The listing below must be repeated word for word, with its images excluded.

◇ ◇ ◇ ◇ ◇ ◇ ◇

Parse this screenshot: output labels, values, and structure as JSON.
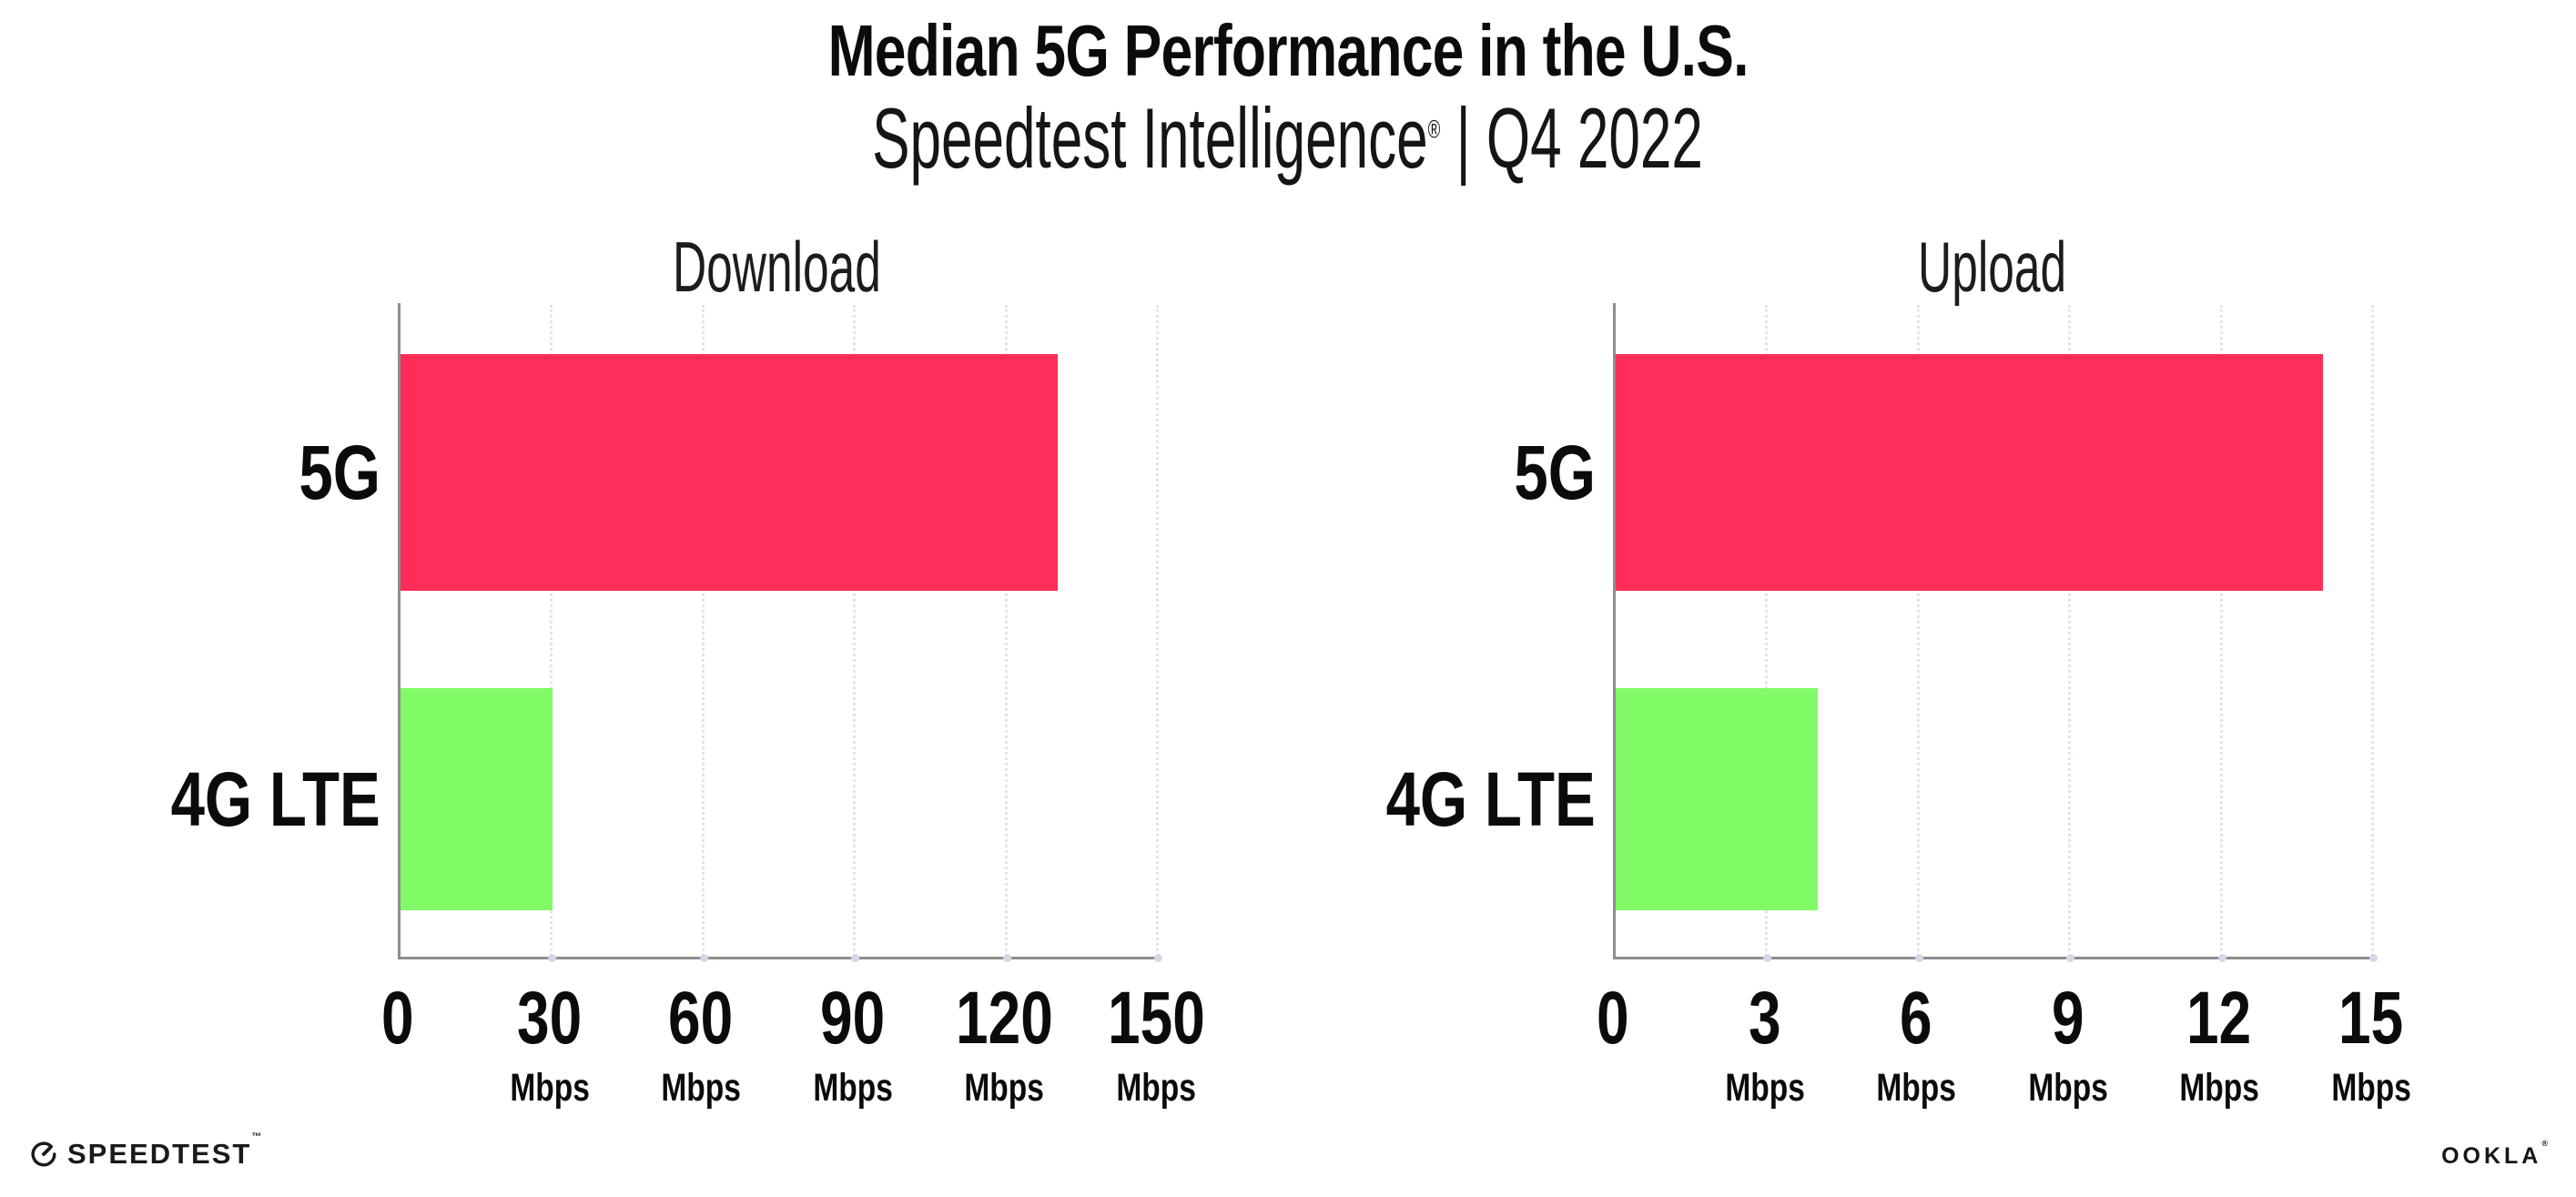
{
  "title": "Median 5G Performance in the U.S.",
  "subtitle": {
    "brand": "Speedtest Intelligence",
    "reg_mark": "®",
    "rest": " | Q4 2022"
  },
  "chart_data": [
    {
      "type": "bar",
      "orientation": "horizontal",
      "title": "Download",
      "categories": [
        "5G",
        "4G LTE"
      ],
      "values": [
        130,
        30
      ],
      "unit": "Mbps",
      "xlim": [
        0,
        150
      ],
      "xticks": [
        0,
        30,
        60,
        90,
        120,
        150
      ],
      "grid": "dotted-vertical",
      "legend": "none",
      "bar_colors": [
        "#FF2D58",
        "#80FB66"
      ]
    },
    {
      "type": "bar",
      "orientation": "horizontal",
      "title": "Upload",
      "categories": [
        "5G",
        "4G LTE"
      ],
      "values": [
        14,
        4
      ],
      "unit": "Mbps",
      "xlim": [
        0,
        15
      ],
      "xticks": [
        0,
        3,
        6,
        9,
        12,
        15
      ],
      "grid": "dotted-vertical",
      "legend": "none",
      "bar_colors": [
        "#FF2D58",
        "#80FB66"
      ]
    }
  ],
  "colors": {
    "bar_5g": "#FF2D58",
    "bar_4g_lte": "#80FB66",
    "axis_line": "#8e8e8e",
    "gridline": "#e3e3ee",
    "background": "#ffffff",
    "text": "#0b0b0b"
  },
  "footer": {
    "speedtest_label": "SPEEDTEST",
    "speedtest_mark": "™",
    "ookla_label": "OOKLA",
    "ookla_mark": "®"
  }
}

◇ ◇ ◇ ◇ ◇ ◇ ◇

Finished task
Parse this screenshot: output labels, values, and structure as JSON.
{
  "title": "Median 5G Performance in the U.S.",
  "subtitle": {
    "brand": "Speedtest Intelligence",
    "reg_mark": "®",
    "rest": " | Q4 2022"
  },
  "chart_data": [
    {
      "type": "bar",
      "orientation": "horizontal",
      "title": "Download",
      "categories": [
        "5G",
        "4G LTE"
      ],
      "values": [
        130,
        30
      ],
      "unit": "Mbps",
      "xlim": [
        0,
        150
      ],
      "xticks": [
        0,
        30,
        60,
        90,
        120,
        150
      ],
      "grid": "dotted-vertical",
      "legend": "none",
      "bar_colors": [
        "#FF2D58",
        "#80FB66"
      ]
    },
    {
      "type": "bar",
      "orientation": "horizontal",
      "title": "Upload",
      "categories": [
        "5G",
        "4G LTE"
      ],
      "values": [
        14,
        4
      ],
      "unit": "Mbps",
      "xlim": [
        0,
        15
      ],
      "xticks": [
        0,
        3,
        6,
        9,
        12,
        15
      ],
      "grid": "dotted-vertical",
      "legend": "none",
      "bar_colors": [
        "#FF2D58",
        "#80FB66"
      ]
    }
  ],
  "colors": {
    "bar_5g": "#FF2D58",
    "bar_4g_lte": "#80FB66",
    "axis_line": "#8e8e8e",
    "gridline": "#e3e3ee",
    "background": "#ffffff",
    "text": "#0b0b0b"
  },
  "footer": {
    "speedtest_label": "SPEEDTEST",
    "speedtest_mark": "™",
    "ookla_label": "OOKLA",
    "ookla_mark": "®"
  }
}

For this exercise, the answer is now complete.